== Directions for this task ==
Summarize the news report on Rishi Sunak and Conservative unrest over the cost of living in two sentences.

== Quoted passage ==
========================
UK chancellor Rishi Sunak will try to quell growing Conservative unrest over the cost of living as delegations of MPs press him to cancel a planned tax rise and ditch VAT on energy bills in exchange for savings on tackling the pandemic, the Guardian reported.
Sunak is committed to national insurance rises in the spring despite their unpopularity within his party.
According to the report, the chancellor will convene MPs for several evening summits this week as tensions grow over pressures faced by households from April, with a planned 1.25-percentage-point rise in employee national insurance contributions (NICs) and soaring energy bills once the price cap is reviewed.
Labour will hope to pile pressure on Sunak and Boris Johnson on Tuesday (11) with a binding vote in parliament on cutting VAT on home energy bills.
The motion, put forward by Labour in its opposition day debate, guarantees parliamentary time for a bill to enact the cut, a device that means Tory MPs must actively oppose it rather than abstain.
“It doesn’t hurt that it’s something we can now do because of Brexit,” said a senior Tory plugged into several key parliamentary pressure groups.
Many are set to urge the chancellor to go further and delay the NICs rise from April, expected to bring in £12bn that Sunak wants to use to cut NHS waiting lists and fund the new social care system in the medium term.
David Jones, a former Brexit minister, said the pressure on many households would be immense from April.
One senior backbencher, John Redwood, warned Sunak on Monday (10) that his own ambitions depended on his standing in the party on these issues.
========================
== Record excerpts ==

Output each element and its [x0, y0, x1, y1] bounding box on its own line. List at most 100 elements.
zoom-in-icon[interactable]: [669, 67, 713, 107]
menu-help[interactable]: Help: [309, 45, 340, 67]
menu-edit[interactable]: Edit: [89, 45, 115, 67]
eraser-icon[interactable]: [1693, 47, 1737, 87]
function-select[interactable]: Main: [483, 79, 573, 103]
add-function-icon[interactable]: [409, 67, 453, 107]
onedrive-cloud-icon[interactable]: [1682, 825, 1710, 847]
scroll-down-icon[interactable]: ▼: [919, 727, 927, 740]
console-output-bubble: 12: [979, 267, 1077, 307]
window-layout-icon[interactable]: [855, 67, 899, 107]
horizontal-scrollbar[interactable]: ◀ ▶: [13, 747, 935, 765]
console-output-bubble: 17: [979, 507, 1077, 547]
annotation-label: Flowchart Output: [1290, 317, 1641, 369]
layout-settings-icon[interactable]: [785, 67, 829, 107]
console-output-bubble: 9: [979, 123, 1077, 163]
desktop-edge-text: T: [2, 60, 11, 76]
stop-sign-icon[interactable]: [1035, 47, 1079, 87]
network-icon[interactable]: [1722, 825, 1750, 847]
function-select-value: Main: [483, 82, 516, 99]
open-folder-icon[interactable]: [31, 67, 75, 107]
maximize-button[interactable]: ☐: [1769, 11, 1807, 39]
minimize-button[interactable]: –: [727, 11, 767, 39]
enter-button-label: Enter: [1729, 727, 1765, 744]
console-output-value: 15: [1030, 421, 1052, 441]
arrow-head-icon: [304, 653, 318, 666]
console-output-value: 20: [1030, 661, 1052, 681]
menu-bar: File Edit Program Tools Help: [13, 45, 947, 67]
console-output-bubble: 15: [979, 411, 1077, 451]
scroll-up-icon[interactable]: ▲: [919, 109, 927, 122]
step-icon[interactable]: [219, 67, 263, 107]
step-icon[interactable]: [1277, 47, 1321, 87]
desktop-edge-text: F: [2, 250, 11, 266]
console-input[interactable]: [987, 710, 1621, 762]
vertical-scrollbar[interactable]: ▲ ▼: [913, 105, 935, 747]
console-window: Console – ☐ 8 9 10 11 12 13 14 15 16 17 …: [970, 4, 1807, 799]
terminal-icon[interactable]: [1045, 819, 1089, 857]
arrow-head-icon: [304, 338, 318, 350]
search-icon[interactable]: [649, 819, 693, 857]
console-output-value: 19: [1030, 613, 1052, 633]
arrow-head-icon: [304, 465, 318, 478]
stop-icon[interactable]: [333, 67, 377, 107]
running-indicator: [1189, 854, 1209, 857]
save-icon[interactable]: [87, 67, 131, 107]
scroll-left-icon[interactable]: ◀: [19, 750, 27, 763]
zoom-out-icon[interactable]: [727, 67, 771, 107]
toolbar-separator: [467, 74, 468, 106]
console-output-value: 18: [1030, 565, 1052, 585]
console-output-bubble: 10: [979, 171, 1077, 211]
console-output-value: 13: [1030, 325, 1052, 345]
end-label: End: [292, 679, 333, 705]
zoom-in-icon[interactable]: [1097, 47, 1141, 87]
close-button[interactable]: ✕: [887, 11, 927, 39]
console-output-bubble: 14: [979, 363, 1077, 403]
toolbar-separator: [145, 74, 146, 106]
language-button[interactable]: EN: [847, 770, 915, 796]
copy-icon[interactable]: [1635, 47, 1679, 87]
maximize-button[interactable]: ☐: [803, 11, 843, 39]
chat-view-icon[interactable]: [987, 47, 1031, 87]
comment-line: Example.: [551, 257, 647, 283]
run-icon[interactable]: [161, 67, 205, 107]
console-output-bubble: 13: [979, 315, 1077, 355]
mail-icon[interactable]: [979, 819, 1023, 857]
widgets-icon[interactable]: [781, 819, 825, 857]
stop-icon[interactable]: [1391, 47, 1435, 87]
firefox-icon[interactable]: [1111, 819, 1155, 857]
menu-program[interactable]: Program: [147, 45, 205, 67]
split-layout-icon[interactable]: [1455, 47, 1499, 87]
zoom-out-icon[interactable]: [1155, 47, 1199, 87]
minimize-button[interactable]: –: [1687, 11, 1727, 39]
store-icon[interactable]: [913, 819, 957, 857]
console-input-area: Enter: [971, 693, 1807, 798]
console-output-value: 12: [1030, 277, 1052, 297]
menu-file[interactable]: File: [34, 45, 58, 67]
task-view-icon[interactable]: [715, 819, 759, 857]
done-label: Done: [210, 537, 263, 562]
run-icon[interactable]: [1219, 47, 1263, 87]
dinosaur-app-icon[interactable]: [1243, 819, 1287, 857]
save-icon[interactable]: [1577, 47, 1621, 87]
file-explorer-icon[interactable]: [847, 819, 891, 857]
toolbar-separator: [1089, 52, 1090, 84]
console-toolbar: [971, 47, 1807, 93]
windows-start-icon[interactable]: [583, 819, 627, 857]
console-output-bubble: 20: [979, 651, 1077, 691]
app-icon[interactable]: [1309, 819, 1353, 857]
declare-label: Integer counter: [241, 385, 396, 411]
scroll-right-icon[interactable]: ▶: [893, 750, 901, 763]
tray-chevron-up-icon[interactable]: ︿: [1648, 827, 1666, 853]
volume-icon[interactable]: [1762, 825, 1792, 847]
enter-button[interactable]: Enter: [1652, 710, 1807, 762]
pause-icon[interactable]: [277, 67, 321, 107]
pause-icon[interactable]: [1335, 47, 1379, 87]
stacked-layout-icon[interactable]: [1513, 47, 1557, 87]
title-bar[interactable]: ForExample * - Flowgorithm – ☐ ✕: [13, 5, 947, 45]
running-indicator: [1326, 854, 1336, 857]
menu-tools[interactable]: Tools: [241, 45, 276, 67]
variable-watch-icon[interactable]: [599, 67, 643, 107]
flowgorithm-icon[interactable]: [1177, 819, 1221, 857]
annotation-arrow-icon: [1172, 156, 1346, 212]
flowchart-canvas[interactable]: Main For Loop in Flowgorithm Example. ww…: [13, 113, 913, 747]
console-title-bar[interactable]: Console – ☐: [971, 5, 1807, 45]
========================
== Result of this exercise ==
UK chancellor Rishi Sunak, who is committed to a 1.25-percentage-point rise in employee national insurance contributions from April, will hold evening summits with Conservative MPs who are pressing him to cancel the rise and drop VAT on energy bills as households face soaring costs. Labour is adding pressure with a binding parliamentary vote on cutting VAT on home energy bills, and senior Tories such as David Jones and John Redwood have warned of immense household strain and of risks to Sunak's standing in the party.